▶ GOAL OF THE EXERCISE
Select the lines below containing the word "Flowcharts".

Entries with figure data
>>>>>

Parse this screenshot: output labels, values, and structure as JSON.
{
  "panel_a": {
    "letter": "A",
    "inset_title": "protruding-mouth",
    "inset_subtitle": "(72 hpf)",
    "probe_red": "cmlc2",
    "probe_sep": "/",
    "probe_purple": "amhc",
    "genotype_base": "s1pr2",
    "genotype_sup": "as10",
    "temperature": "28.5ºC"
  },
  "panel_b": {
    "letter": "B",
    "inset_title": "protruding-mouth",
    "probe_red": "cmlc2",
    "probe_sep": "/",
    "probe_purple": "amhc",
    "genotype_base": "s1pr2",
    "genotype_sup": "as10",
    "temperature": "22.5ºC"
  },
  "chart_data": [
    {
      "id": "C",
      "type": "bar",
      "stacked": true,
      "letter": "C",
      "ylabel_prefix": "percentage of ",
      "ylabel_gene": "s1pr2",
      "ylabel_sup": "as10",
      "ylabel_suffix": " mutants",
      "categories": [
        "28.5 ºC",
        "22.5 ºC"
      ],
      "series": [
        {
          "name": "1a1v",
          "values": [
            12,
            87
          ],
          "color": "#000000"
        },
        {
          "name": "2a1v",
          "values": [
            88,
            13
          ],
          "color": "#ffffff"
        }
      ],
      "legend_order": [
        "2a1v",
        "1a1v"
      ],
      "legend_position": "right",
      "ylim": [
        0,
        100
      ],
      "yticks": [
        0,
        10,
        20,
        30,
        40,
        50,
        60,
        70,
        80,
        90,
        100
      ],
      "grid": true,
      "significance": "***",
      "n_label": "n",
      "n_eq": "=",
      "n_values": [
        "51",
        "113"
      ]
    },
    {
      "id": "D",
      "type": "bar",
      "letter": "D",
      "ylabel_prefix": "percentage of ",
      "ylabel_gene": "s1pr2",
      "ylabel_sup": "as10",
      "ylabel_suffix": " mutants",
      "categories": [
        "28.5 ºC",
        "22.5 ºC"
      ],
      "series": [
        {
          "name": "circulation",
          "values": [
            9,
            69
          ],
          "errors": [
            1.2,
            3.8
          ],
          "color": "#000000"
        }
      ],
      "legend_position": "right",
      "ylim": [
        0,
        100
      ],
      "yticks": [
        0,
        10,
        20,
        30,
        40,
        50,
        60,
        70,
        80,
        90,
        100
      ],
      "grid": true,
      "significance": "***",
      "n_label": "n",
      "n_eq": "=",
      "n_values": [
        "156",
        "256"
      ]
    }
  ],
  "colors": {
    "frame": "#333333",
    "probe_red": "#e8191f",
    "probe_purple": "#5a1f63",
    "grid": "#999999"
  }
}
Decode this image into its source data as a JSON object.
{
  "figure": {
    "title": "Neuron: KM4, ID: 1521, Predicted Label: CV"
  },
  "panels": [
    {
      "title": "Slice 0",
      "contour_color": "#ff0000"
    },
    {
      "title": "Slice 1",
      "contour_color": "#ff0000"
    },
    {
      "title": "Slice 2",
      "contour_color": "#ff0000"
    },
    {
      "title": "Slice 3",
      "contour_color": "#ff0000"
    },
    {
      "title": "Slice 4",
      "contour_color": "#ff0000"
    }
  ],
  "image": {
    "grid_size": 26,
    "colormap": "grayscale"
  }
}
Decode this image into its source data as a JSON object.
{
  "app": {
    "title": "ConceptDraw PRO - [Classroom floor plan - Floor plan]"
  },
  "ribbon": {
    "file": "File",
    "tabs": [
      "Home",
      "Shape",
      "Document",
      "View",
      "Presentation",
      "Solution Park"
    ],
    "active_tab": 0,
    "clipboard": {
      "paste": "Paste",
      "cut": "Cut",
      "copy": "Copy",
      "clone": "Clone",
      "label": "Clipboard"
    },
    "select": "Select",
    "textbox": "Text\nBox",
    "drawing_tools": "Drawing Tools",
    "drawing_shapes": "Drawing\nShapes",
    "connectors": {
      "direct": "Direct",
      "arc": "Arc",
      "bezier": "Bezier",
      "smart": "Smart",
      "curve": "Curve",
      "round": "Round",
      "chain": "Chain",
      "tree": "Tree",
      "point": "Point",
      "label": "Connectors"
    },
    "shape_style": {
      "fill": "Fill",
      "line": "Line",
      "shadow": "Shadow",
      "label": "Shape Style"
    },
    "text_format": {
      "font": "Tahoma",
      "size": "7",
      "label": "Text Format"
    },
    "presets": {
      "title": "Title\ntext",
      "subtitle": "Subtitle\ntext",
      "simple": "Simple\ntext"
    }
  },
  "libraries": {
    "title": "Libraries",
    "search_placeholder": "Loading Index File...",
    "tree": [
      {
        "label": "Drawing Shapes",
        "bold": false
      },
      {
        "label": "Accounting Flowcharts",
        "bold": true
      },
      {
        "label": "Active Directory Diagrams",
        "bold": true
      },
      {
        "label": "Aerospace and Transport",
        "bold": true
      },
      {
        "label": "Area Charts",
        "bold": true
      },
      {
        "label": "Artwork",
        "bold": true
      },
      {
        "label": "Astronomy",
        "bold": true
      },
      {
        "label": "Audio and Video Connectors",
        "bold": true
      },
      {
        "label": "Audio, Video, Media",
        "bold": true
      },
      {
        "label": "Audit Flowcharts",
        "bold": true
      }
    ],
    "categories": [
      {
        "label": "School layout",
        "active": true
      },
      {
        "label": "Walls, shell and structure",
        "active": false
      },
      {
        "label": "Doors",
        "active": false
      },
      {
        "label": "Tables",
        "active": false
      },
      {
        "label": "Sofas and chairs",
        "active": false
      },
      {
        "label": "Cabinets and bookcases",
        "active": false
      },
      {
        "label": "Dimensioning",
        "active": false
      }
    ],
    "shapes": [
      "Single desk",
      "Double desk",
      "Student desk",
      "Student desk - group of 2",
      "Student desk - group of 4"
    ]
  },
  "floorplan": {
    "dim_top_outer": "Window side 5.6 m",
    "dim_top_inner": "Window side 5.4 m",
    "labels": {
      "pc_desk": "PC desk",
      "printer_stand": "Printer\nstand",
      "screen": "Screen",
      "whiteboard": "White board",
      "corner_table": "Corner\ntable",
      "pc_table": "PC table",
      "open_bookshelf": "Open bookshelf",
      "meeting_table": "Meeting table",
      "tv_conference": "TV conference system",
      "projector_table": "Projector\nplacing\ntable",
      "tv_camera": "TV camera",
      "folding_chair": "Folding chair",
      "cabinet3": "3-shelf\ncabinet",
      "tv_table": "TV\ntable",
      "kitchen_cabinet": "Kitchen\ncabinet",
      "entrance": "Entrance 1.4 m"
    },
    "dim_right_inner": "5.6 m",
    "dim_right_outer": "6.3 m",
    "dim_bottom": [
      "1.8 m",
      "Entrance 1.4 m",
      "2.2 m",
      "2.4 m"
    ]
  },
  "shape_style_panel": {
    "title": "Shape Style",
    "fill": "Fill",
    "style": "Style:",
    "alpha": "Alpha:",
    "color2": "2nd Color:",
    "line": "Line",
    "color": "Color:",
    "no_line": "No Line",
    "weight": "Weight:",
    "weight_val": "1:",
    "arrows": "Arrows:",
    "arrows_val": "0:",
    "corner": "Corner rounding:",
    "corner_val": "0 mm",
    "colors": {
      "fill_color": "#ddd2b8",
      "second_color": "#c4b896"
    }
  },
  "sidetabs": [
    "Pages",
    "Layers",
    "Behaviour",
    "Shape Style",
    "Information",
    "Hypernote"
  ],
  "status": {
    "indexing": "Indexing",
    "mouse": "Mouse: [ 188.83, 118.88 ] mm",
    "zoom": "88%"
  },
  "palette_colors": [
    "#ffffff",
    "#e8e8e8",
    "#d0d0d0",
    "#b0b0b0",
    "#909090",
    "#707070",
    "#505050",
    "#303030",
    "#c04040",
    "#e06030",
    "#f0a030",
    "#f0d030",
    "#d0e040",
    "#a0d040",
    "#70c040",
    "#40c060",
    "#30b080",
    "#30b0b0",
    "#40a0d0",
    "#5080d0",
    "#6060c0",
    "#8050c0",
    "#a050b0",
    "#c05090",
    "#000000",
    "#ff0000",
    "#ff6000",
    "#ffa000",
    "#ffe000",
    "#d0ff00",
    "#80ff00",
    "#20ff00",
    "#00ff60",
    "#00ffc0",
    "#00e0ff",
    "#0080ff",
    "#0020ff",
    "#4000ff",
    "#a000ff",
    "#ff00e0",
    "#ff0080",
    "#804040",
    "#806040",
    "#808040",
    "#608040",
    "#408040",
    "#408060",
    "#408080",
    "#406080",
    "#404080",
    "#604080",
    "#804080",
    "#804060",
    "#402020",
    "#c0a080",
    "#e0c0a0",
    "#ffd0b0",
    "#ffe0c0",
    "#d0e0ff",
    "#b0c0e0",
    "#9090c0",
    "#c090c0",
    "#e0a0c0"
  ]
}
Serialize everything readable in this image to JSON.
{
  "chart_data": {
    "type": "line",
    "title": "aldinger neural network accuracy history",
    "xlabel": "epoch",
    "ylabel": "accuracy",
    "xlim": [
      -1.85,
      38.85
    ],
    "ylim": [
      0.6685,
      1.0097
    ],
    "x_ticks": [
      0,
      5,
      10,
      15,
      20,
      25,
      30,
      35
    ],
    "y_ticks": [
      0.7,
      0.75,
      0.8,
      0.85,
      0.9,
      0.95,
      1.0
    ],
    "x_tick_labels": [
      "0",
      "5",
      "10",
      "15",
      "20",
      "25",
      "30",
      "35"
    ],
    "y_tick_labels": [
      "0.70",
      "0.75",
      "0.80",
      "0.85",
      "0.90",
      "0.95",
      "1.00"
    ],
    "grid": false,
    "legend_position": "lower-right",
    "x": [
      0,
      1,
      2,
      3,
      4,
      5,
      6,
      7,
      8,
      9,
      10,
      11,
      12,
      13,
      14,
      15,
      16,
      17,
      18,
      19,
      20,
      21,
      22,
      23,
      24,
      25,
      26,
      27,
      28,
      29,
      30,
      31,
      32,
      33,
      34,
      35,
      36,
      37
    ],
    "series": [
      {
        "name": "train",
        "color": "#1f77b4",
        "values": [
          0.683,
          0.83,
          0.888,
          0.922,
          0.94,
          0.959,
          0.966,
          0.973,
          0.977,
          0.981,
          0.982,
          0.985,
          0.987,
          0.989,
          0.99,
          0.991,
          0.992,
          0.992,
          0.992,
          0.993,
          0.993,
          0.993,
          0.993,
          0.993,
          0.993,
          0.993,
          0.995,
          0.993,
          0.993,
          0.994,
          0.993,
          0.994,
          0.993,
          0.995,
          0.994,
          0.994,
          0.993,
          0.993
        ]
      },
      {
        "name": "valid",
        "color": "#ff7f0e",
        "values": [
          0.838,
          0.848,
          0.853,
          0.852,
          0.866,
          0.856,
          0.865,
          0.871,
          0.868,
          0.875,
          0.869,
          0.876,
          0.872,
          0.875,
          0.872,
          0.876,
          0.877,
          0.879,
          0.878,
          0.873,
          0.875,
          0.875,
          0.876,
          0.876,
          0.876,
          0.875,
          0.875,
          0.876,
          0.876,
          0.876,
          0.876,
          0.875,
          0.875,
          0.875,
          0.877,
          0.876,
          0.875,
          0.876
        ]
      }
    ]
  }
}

<<<<<

▶ RESULT BELOW
        "label": "Accounting Flowcharts",
        "label": "Audit Flowcharts",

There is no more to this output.